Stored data

──────────────────────────────

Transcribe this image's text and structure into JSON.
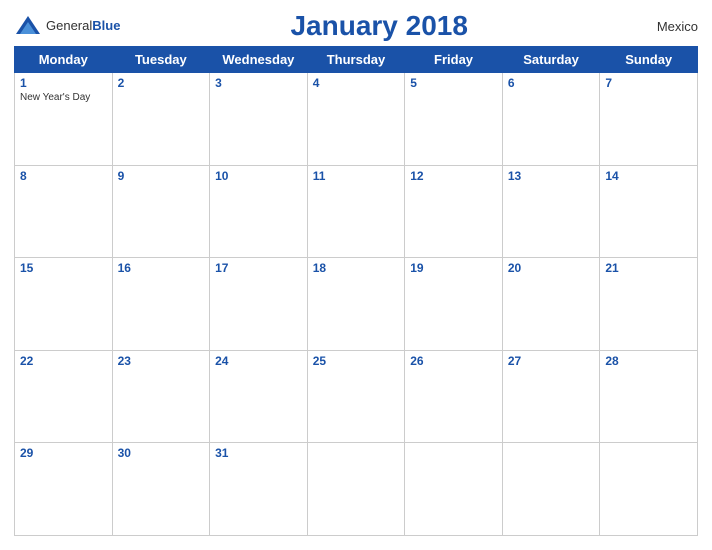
{
  "header": {
    "logo_general": "General",
    "logo_blue": "Blue",
    "title": "January 2018",
    "country": "Mexico"
  },
  "days_of_week": [
    "Monday",
    "Tuesday",
    "Wednesday",
    "Thursday",
    "Friday",
    "Saturday",
    "Sunday"
  ],
  "weeks": [
    [
      {
        "day": "1",
        "holiday": "New Year's Day"
      },
      {
        "day": "2",
        "holiday": ""
      },
      {
        "day": "3",
        "holiday": ""
      },
      {
        "day": "4",
        "holiday": ""
      },
      {
        "day": "5",
        "holiday": ""
      },
      {
        "day": "6",
        "holiday": ""
      },
      {
        "day": "7",
        "holiday": ""
      }
    ],
    [
      {
        "day": "8",
        "holiday": ""
      },
      {
        "day": "9",
        "holiday": ""
      },
      {
        "day": "10",
        "holiday": ""
      },
      {
        "day": "11",
        "holiday": ""
      },
      {
        "day": "12",
        "holiday": ""
      },
      {
        "day": "13",
        "holiday": ""
      },
      {
        "day": "14",
        "holiday": ""
      }
    ],
    [
      {
        "day": "15",
        "holiday": ""
      },
      {
        "day": "16",
        "holiday": ""
      },
      {
        "day": "17",
        "holiday": ""
      },
      {
        "day": "18",
        "holiday": ""
      },
      {
        "day": "19",
        "holiday": ""
      },
      {
        "day": "20",
        "holiday": ""
      },
      {
        "day": "21",
        "holiday": ""
      }
    ],
    [
      {
        "day": "22",
        "holiday": ""
      },
      {
        "day": "23",
        "holiday": ""
      },
      {
        "day": "24",
        "holiday": ""
      },
      {
        "day": "25",
        "holiday": ""
      },
      {
        "day": "26",
        "holiday": ""
      },
      {
        "day": "27",
        "holiday": ""
      },
      {
        "day": "28",
        "holiday": ""
      }
    ],
    [
      {
        "day": "29",
        "holiday": ""
      },
      {
        "day": "30",
        "holiday": ""
      },
      {
        "day": "31",
        "holiday": ""
      },
      {
        "day": "",
        "holiday": ""
      },
      {
        "day": "",
        "holiday": ""
      },
      {
        "day": "",
        "holiday": ""
      },
      {
        "day": "",
        "holiday": ""
      }
    ]
  ]
}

──────────────────────────────

Omit the pictures. Output every record above word for word.

Transcribe this image's text and structure into JSON.
{
  "header": {
    "logo_general": "General",
    "logo_blue": "Blue",
    "title": "January 2018",
    "country": "Mexico"
  },
  "days_of_week": [
    "Monday",
    "Tuesday",
    "Wednesday",
    "Thursday",
    "Friday",
    "Saturday",
    "Sunday"
  ],
  "weeks": [
    [
      {
        "day": "1",
        "holiday": "New Year's Day"
      },
      {
        "day": "2",
        "holiday": ""
      },
      {
        "day": "3",
        "holiday": ""
      },
      {
        "day": "4",
        "holiday": ""
      },
      {
        "day": "5",
        "holiday": ""
      },
      {
        "day": "6",
        "holiday": ""
      },
      {
        "day": "7",
        "holiday": ""
      }
    ],
    [
      {
        "day": "8",
        "holiday": ""
      },
      {
        "day": "9",
        "holiday": ""
      },
      {
        "day": "10",
        "holiday": ""
      },
      {
        "day": "11",
        "holiday": ""
      },
      {
        "day": "12",
        "holiday": ""
      },
      {
        "day": "13",
        "holiday": ""
      },
      {
        "day": "14",
        "holiday": ""
      }
    ],
    [
      {
        "day": "15",
        "holiday": ""
      },
      {
        "day": "16",
        "holiday": ""
      },
      {
        "day": "17",
        "holiday": ""
      },
      {
        "day": "18",
        "holiday": ""
      },
      {
        "day": "19",
        "holiday": ""
      },
      {
        "day": "20",
        "holiday": ""
      },
      {
        "day": "21",
        "holiday": ""
      }
    ],
    [
      {
        "day": "22",
        "holiday": ""
      },
      {
        "day": "23",
        "holiday": ""
      },
      {
        "day": "24",
        "holiday": ""
      },
      {
        "day": "25",
        "holiday": ""
      },
      {
        "day": "26",
        "holiday": ""
      },
      {
        "day": "27",
        "holiday": ""
      },
      {
        "day": "28",
        "holiday": ""
      }
    ],
    [
      {
        "day": "29",
        "holiday": ""
      },
      {
        "day": "30",
        "holiday": ""
      },
      {
        "day": "31",
        "holiday": ""
      },
      {
        "day": "",
        "holiday": ""
      },
      {
        "day": "",
        "holiday": ""
      },
      {
        "day": "",
        "holiday": ""
      },
      {
        "day": "",
        "holiday": ""
      }
    ]
  ]
}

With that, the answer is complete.